((

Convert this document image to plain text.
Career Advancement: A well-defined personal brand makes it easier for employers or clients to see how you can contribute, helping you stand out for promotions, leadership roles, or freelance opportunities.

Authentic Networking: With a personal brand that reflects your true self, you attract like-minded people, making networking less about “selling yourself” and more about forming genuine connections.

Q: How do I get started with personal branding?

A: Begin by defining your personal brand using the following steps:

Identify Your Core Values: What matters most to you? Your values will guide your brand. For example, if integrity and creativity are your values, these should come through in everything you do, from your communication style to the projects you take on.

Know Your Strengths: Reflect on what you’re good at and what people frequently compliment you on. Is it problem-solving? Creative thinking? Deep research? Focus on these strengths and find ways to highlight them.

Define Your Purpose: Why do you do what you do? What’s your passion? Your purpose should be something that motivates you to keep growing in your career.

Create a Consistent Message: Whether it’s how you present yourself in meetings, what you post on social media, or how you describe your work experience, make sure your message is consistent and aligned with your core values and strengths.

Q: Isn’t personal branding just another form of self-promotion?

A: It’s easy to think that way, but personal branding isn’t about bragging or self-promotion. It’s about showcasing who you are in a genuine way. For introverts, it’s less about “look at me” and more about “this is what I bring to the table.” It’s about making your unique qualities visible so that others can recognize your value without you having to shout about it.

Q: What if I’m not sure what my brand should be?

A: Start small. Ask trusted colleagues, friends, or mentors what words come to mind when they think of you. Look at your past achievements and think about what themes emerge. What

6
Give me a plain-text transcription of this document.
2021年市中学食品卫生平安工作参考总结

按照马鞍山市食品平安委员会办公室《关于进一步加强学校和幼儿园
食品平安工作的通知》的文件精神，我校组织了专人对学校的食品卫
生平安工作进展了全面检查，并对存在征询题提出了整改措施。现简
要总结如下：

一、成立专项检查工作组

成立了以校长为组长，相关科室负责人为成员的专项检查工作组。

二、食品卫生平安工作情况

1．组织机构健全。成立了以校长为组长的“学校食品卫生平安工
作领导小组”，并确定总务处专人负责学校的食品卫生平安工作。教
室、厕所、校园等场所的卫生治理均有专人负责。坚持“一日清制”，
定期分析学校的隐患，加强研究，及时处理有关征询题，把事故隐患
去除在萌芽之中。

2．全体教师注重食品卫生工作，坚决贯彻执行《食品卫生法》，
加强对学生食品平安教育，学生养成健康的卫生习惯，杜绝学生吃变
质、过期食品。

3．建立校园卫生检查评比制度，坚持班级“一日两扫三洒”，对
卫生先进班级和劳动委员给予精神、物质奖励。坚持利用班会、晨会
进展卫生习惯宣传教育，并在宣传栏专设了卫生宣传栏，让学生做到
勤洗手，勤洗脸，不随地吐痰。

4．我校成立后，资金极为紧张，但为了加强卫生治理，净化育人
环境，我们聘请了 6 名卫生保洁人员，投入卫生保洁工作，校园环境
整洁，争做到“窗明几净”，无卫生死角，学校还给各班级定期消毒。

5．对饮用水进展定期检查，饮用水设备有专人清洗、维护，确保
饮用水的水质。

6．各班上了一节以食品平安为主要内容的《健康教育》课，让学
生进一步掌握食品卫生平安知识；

))

-- TO DO --
Return every line from the one holding "Give me a plain-text" through the end of the data, exactly as it appears, with both ends kept and nothing else.

-- CORRECT RESULT --
Give me a plain-text transcription of this document.
2021年市中学食品卫生平安工作参考总结

按照马鞍山市食品平安委员会办公室《关于进一步加强学校和幼儿园
食品平安工作的通知》的文件精神，我校组织了专人对学校的食品卫
生平安工作进展了全面检查，并对存在征询题提出了整改措施。现简
要总结如下：

一、成立专项检查工作组

成立了以校长为组长，相关科室负责人为成员的专项检查工作组。

二、食品卫生平安工作情况

1．组织机构健全。成立了以校长为组长的“学校食品卫生平安工
作领导小组”，并确定总务处专人负责学校的食品卫生平安工作。教
室、厕所、校园等场所的卫生治理均有专人负责。坚持“一日清制”，
定期分析学校的隐患，加强研究，及时处理有关征询题，把事故隐患
去除在萌芽之中。

2．全体教师注重食品卫生工作，坚决贯彻执行《食品卫生法》，
加强对学生食品平安教育，学生养成健康的卫生习惯，杜绝学生吃变
质、过期食品。

3．建立校园卫生检查评比制度，坚持班级“一日两扫三洒”，对
卫生先进班级和劳动委员给予精神、物质奖励。坚持利用班会、晨会
进展卫生习惯宣传教育，并在宣传栏专设了卫生宣传栏，让学生做到
勤洗手，勤洗脸，不随地吐痰。

4．我校成立后，资金极为紧张，但为了加强卫生治理，净化育人
环境，我们聘请了 6 名卫生保洁人员，投入卫生保洁工作，校园环境
整洁，争做到“窗明几净”，无卫生死角，学校还给各班级定期消毒。

5．对饮用水进展定期检查，饮用水设备有专人清洗、维护，确保
饮用水的水质。

6．各班上了一节以食品平安为主要内容的《健康教育》课，让学
生进一步掌握食品卫生平安知识；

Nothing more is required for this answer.